___ Data section
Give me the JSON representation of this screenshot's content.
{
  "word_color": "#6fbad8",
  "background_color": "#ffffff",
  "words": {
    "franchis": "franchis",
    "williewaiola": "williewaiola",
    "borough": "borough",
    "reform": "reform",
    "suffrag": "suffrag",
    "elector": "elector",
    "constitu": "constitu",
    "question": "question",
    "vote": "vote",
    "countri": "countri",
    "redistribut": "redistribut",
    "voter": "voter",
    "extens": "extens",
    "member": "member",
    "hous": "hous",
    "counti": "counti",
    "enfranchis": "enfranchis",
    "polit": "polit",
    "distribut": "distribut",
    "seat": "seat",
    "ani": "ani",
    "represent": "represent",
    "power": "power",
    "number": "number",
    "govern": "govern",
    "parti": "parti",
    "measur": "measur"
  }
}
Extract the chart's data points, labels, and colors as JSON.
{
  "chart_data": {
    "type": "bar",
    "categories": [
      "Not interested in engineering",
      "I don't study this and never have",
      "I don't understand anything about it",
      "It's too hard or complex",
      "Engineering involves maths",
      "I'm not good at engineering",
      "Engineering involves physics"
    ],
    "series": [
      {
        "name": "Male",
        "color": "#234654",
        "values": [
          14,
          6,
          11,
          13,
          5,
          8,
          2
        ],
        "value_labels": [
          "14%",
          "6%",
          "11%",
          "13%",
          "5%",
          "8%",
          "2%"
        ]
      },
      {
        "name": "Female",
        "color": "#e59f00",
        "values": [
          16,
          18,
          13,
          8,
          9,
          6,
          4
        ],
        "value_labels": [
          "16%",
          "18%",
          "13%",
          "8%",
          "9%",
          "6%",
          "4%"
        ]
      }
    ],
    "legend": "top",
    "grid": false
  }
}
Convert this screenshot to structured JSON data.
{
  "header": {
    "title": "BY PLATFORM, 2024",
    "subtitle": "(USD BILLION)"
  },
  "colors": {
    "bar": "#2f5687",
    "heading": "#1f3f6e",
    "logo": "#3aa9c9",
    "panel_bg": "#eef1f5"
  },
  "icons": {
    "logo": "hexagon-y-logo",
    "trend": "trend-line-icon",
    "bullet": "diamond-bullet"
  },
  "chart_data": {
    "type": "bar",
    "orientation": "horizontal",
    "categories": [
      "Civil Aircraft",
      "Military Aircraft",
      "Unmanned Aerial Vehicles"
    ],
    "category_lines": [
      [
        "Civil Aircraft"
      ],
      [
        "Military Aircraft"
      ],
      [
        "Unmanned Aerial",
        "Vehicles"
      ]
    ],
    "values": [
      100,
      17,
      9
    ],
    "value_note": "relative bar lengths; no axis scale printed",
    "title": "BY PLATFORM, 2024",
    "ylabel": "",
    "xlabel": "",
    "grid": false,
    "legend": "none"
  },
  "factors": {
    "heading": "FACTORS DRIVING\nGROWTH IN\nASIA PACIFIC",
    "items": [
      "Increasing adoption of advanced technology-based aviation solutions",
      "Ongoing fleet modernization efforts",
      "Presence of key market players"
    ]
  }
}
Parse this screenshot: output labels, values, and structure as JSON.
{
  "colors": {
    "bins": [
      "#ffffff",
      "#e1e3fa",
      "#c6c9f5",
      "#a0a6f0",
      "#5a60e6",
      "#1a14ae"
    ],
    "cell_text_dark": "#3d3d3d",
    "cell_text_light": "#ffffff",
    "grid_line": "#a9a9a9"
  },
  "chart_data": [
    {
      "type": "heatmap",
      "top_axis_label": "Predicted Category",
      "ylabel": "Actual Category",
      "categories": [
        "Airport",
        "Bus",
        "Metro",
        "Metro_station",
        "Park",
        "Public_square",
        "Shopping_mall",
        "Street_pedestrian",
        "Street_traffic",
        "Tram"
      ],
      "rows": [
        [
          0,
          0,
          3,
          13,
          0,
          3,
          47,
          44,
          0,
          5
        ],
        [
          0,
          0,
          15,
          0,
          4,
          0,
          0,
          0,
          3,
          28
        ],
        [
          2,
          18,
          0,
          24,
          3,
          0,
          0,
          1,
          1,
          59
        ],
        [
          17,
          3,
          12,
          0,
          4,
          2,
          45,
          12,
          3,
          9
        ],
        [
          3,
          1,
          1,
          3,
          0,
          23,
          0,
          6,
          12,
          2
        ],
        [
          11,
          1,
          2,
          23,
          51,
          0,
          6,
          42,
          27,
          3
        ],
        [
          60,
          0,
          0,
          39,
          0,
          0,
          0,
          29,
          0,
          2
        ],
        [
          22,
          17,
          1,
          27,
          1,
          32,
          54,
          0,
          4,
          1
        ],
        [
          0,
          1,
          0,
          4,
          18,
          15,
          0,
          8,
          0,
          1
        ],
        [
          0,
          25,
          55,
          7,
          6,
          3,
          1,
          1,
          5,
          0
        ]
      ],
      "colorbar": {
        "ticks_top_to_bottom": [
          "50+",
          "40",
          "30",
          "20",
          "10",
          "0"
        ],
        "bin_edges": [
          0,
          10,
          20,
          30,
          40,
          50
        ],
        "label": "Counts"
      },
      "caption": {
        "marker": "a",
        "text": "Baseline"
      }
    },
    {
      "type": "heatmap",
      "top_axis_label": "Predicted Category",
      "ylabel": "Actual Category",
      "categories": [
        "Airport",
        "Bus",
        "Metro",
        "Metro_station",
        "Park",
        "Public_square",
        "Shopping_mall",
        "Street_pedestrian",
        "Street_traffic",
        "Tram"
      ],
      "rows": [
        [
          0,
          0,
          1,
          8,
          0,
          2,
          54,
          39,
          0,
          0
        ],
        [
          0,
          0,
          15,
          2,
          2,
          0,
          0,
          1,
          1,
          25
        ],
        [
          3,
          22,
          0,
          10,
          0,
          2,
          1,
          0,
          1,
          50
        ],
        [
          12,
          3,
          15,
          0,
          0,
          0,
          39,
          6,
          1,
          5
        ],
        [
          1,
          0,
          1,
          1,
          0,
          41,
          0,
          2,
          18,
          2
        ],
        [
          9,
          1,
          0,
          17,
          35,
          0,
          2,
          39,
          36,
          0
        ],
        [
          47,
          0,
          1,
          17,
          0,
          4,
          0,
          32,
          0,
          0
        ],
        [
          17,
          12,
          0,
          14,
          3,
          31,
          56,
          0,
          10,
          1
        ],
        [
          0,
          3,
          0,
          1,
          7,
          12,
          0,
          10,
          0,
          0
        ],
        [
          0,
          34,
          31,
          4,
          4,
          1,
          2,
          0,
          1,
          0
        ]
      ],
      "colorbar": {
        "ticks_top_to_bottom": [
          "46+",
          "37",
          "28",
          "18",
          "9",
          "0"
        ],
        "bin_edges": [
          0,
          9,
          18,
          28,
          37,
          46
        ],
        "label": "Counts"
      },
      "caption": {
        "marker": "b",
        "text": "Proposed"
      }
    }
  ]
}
______
Exercise: Show every line of the listing in which the string "screenshot" can be found.

The reply:
Give me the JSON representation of this screenshot's content.
Convert this screenshot to structured JSON data.
Parse this screenshot: output labels, values, and structure as JSON.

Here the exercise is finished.